Pull out each line of the data that includes the word "million".

+ + + +

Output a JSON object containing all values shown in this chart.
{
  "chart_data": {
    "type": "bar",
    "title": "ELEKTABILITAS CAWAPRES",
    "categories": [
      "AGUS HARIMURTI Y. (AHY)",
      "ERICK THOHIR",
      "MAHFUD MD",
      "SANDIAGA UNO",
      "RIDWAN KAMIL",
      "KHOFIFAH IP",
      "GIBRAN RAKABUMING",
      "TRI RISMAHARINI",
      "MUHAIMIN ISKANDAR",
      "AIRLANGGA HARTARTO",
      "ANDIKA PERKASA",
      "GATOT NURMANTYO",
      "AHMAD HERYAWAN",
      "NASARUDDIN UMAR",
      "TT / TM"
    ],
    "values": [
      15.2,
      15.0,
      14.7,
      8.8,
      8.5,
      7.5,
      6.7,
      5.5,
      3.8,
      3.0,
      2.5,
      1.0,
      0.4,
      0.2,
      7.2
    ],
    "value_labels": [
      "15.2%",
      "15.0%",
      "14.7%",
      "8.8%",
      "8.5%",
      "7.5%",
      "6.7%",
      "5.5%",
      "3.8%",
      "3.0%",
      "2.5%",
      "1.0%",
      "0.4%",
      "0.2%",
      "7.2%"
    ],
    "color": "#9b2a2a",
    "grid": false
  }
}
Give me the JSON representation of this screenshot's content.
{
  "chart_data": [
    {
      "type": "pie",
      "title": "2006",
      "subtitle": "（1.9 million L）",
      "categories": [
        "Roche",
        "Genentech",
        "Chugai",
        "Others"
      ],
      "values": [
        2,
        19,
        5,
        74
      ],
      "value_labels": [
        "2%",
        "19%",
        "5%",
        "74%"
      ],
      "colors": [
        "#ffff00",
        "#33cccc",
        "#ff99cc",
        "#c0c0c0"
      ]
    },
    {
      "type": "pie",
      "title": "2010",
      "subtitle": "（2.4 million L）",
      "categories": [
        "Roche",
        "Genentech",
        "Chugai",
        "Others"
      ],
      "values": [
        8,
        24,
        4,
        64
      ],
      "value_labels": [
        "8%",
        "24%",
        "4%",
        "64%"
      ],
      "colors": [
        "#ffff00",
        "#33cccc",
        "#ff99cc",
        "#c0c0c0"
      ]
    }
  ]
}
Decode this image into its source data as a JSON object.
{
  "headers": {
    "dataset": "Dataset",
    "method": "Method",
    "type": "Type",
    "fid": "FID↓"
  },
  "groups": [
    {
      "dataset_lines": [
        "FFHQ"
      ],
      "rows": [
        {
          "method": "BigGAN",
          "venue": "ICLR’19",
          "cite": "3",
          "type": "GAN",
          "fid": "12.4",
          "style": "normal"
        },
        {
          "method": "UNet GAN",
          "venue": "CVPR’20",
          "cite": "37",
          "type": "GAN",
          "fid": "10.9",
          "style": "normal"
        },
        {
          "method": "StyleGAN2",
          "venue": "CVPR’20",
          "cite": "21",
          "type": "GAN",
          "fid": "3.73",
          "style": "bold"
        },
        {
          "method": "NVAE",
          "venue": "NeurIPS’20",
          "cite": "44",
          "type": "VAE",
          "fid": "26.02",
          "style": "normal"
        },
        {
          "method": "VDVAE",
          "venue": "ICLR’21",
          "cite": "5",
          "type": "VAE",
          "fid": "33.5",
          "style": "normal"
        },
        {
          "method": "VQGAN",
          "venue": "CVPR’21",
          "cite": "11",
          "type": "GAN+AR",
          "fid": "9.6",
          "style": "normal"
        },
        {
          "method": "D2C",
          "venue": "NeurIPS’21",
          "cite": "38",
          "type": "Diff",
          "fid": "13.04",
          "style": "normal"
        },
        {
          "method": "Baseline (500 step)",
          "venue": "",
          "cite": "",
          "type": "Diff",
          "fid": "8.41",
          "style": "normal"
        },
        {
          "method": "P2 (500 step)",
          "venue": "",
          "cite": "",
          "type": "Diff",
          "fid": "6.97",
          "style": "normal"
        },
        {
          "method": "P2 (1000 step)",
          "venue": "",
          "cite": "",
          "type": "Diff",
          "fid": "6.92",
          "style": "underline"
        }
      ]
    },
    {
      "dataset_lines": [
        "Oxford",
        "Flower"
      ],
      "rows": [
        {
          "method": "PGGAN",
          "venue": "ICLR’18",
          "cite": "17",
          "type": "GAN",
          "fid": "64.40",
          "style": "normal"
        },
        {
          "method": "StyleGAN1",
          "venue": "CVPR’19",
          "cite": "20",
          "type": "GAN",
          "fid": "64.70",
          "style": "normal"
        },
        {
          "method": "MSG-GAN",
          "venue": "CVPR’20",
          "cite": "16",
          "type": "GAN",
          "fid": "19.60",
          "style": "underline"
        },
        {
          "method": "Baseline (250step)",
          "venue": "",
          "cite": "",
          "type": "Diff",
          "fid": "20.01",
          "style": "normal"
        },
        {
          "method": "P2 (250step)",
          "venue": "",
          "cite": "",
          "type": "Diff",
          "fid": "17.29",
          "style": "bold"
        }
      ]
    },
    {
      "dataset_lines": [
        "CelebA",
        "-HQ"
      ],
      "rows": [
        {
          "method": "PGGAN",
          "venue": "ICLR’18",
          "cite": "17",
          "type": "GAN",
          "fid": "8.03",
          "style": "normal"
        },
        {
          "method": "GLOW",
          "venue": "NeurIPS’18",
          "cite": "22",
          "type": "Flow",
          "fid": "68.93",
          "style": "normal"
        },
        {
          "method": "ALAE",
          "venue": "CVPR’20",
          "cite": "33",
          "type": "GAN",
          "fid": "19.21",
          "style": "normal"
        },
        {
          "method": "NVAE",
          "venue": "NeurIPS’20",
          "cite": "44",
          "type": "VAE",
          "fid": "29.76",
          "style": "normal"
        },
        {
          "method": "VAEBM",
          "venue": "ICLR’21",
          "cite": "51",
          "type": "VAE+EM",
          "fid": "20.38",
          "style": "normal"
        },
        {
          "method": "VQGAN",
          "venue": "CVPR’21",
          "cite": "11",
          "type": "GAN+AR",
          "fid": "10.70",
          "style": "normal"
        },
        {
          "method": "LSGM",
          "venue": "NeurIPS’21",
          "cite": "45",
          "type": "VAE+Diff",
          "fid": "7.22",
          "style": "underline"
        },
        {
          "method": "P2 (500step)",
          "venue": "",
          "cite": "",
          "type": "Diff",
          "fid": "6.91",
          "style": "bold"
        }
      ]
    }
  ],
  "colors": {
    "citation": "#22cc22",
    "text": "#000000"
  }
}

+ + + +

* _Result for this exercise_
      "subtitle": "（1.9 million L）",
      "subtitle": "（2.4 million L）",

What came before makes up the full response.